Items from a figure collection
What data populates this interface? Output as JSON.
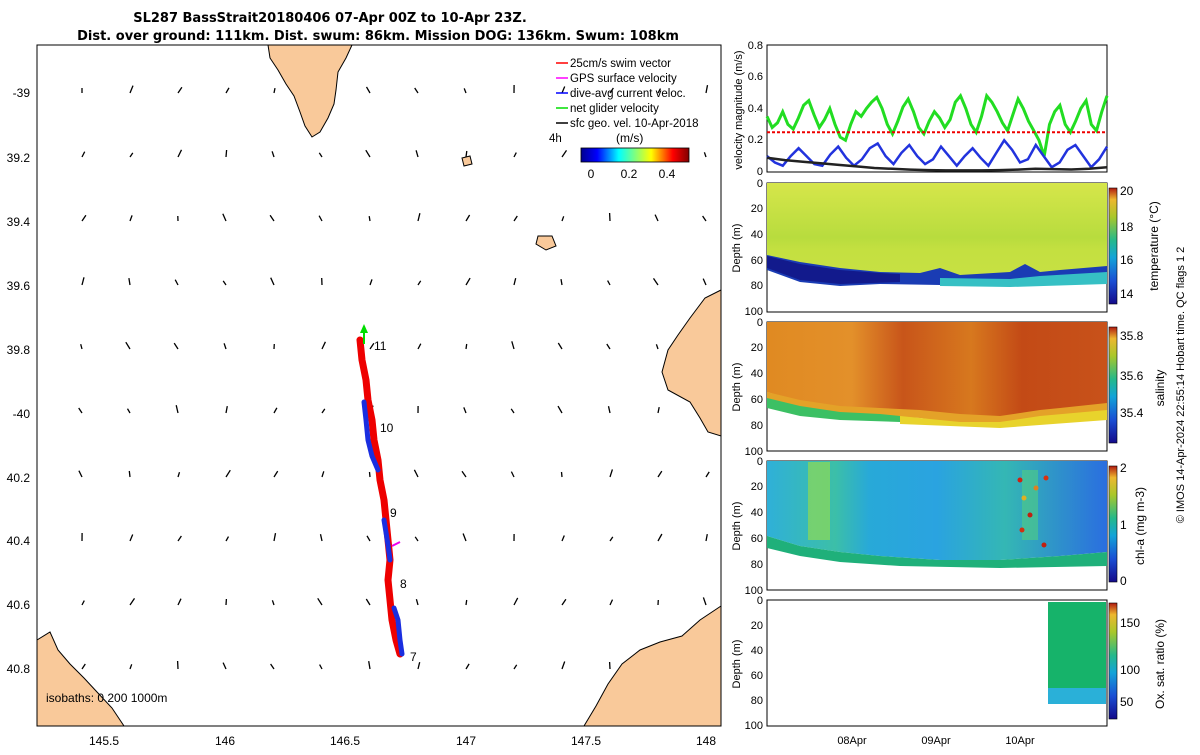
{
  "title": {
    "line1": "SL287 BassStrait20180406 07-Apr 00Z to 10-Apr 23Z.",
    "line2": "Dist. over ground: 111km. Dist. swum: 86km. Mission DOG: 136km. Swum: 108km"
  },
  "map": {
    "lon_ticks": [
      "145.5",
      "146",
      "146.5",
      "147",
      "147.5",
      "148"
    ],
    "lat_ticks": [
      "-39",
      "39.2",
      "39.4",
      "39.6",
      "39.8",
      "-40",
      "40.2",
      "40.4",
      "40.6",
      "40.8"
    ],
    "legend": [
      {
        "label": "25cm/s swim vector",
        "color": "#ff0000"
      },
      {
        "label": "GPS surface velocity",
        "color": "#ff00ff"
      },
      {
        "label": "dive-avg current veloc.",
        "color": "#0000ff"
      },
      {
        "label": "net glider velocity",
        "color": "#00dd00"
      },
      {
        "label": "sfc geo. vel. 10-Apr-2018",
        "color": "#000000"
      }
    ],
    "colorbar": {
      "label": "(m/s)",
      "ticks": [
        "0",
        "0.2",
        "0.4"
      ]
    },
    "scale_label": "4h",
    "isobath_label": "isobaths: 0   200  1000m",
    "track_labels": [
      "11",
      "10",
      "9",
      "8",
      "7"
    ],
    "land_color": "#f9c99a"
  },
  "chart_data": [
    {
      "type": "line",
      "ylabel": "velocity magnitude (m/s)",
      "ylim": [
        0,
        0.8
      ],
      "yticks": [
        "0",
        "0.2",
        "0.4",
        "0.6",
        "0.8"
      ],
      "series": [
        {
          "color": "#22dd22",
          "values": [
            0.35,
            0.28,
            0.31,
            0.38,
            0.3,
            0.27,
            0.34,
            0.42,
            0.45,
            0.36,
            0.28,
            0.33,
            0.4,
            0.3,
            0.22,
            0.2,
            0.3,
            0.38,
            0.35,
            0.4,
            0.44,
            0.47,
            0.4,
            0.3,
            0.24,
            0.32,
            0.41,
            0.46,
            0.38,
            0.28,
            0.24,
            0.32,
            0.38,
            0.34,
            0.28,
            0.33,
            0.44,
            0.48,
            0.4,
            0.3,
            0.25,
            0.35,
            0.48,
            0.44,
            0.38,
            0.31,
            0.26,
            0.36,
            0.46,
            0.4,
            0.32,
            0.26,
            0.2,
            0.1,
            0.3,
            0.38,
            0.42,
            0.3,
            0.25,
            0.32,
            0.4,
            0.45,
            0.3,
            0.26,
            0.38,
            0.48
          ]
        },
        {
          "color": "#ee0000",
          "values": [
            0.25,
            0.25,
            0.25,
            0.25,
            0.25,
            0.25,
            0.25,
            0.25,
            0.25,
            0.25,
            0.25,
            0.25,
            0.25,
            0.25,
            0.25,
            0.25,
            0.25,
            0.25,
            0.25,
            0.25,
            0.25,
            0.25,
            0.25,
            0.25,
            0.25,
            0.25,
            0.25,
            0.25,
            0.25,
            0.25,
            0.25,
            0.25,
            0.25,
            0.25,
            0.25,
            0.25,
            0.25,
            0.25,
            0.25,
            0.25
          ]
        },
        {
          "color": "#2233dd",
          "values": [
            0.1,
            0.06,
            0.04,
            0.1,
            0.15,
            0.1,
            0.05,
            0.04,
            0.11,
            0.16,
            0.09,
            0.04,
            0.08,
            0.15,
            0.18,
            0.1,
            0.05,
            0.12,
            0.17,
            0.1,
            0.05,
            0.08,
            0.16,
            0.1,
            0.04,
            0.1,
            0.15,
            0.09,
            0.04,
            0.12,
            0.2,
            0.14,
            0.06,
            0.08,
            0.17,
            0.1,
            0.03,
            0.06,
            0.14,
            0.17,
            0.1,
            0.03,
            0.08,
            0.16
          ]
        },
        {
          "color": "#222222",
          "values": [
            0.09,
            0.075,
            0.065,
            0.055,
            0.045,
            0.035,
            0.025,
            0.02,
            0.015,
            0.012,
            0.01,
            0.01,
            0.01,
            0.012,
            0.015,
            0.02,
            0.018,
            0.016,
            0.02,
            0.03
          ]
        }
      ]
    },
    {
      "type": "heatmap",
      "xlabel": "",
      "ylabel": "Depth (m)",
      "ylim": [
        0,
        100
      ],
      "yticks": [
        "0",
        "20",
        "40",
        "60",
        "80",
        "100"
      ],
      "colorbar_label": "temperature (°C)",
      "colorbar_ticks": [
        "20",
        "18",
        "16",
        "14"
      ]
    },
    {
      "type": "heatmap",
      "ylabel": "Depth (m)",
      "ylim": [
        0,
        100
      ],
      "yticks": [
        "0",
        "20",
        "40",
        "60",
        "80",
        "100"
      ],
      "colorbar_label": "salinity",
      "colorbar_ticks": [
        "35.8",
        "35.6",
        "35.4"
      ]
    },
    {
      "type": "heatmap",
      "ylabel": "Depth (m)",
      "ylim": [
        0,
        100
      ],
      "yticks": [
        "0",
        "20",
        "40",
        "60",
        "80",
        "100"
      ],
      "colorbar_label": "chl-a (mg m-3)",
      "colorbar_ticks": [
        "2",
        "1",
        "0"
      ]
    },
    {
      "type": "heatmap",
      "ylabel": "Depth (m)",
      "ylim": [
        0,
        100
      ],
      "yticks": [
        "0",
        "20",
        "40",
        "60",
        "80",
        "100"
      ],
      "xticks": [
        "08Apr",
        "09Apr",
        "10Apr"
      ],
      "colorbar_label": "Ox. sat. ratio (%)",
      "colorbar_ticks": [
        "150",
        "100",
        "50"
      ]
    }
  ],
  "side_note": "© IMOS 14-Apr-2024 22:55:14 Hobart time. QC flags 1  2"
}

◆ Problem details
Reproduce the whole listing exactly, but not the images in it.

◆ Completed exercise
What data populates this interface? Output as JSON.
{
  "title": {
    "line1": "SL287 BassStrait20180406 07-Apr 00Z to 10-Apr 23Z.",
    "line2": "Dist. over ground: 111km. Dist. swum: 86km. Mission DOG: 136km. Swum: 108km"
  },
  "map": {
    "lon_ticks": [
      "145.5",
      "146",
      "146.5",
      "147",
      "147.5",
      "148"
    ],
    "lat_ticks": [
      "-39",
      "39.2",
      "39.4",
      "39.6",
      "39.8",
      "-40",
      "40.2",
      "40.4",
      "40.6",
      "40.8"
    ],
    "legend": [
      {
        "label": "25cm/s swim vector",
        "color": "#ff0000"
      },
      {
        "label": "GPS surface velocity",
        "color": "#ff00ff"
      },
      {
        "label": "dive-avg current veloc.",
        "color": "#0000ff"
      },
      {
        "label": "net glider velocity",
        "color": "#00dd00"
      },
      {
        "label": "sfc geo. vel. 10-Apr-2018",
        "color": "#000000"
      }
    ],
    "colorbar": {
      "label": "(m/s)",
      "ticks": [
        "0",
        "0.2",
        "0.4"
      ]
    },
    "scale_label": "4h",
    "isobath_label": "isobaths: 0   200  1000m",
    "track_labels": [
      "11",
      "10",
      "9",
      "8",
      "7"
    ],
    "land_color": "#f9c99a"
  },
  "chart_data": [
    {
      "type": "line",
      "ylabel": "velocity magnitude (m/s)",
      "ylim": [
        0,
        0.8
      ],
      "yticks": [
        "0",
        "0.2",
        "0.4",
        "0.6",
        "0.8"
      ],
      "series": [
        {
          "color": "#22dd22",
          "values": [
            0.35,
            0.28,
            0.31,
            0.38,
            0.3,
            0.27,
            0.34,
            0.42,
            0.45,
            0.36,
            0.28,
            0.33,
            0.4,
            0.3,
            0.22,
            0.2,
            0.3,
            0.38,
            0.35,
            0.4,
            0.44,
            0.47,
            0.4,
            0.3,
            0.24,
            0.32,
            0.41,
            0.46,
            0.38,
            0.28,
            0.24,
            0.32,
            0.38,
            0.34,
            0.28,
            0.33,
            0.44,
            0.48,
            0.4,
            0.3,
            0.25,
            0.35,
            0.48,
            0.44,
            0.38,
            0.31,
            0.26,
            0.36,
            0.46,
            0.4,
            0.32,
            0.26,
            0.2,
            0.1,
            0.3,
            0.38,
            0.42,
            0.3,
            0.25,
            0.32,
            0.4,
            0.45,
            0.3,
            0.26,
            0.38,
            0.48
          ]
        },
        {
          "color": "#ee0000",
          "values": [
            0.25,
            0.25,
            0.25,
            0.25,
            0.25,
            0.25,
            0.25,
            0.25,
            0.25,
            0.25,
            0.25,
            0.25,
            0.25,
            0.25,
            0.25,
            0.25,
            0.25,
            0.25,
            0.25,
            0.25,
            0.25,
            0.25,
            0.25,
            0.25,
            0.25,
            0.25,
            0.25,
            0.25,
            0.25,
            0.25,
            0.25,
            0.25,
            0.25,
            0.25,
            0.25,
            0.25,
            0.25,
            0.25,
            0.25,
            0.25
          ]
        },
        {
          "color": "#2233dd",
          "values": [
            0.1,
            0.06,
            0.04,
            0.1,
            0.15,
            0.1,
            0.05,
            0.04,
            0.11,
            0.16,
            0.09,
            0.04,
            0.08,
            0.15,
            0.18,
            0.1,
            0.05,
            0.12,
            0.17,
            0.1,
            0.05,
            0.08,
            0.16,
            0.1,
            0.04,
            0.1,
            0.15,
            0.09,
            0.04,
            0.12,
            0.2,
            0.14,
            0.06,
            0.08,
            0.17,
            0.1,
            0.03,
            0.06,
            0.14,
            0.17,
            0.1,
            0.03,
            0.08,
            0.16
          ]
        },
        {
          "color": "#222222",
          "values": [
            0.09,
            0.075,
            0.065,
            0.055,
            0.045,
            0.035,
            0.025,
            0.02,
            0.015,
            0.012,
            0.01,
            0.01,
            0.01,
            0.012,
            0.015,
            0.02,
            0.018,
            0.016,
            0.02,
            0.03
          ]
        }
      ]
    },
    {
      "type": "heatmap",
      "xlabel": "",
      "ylabel": "Depth (m)",
      "ylim": [
        0,
        100
      ],
      "yticks": [
        "0",
        "20",
        "40",
        "60",
        "80",
        "100"
      ],
      "colorbar_label": "temperature (°C)",
      "colorbar_ticks": [
        "20",
        "18",
        "16",
        "14"
      ]
    },
    {
      "type": "heatmap",
      "ylabel": "Depth (m)",
      "ylim": [
        0,
        100
      ],
      "yticks": [
        "0",
        "20",
        "40",
        "60",
        "80",
        "100"
      ],
      "colorbar_label": "salinity",
      "colorbar_ticks": [
        "35.8",
        "35.6",
        "35.4"
      ]
    },
    {
      "type": "heatmap",
      "ylabel": "Depth (m)",
      "ylim": [
        0,
        100
      ],
      "yticks": [
        "0",
        "20",
        "40",
        "60",
        "80",
        "100"
      ],
      "colorbar_label": "chl-a (mg m-3)",
      "colorbar_ticks": [
        "2",
        "1",
        "0"
      ]
    },
    {
      "type": "heatmap",
      "ylabel": "Depth (m)",
      "ylim": [
        0,
        100
      ],
      "yticks": [
        "0",
        "20",
        "40",
        "60",
        "80",
        "100"
      ],
      "xticks": [
        "08Apr",
        "09Apr",
        "10Apr"
      ],
      "colorbar_label": "Ox. sat. ratio (%)",
      "colorbar_ticks": [
        "150",
        "100",
        "50"
      ]
    }
  ],
  "side_note": "© IMOS 14-Apr-2024 22:55:14 Hobart time. QC flags 1  2"
}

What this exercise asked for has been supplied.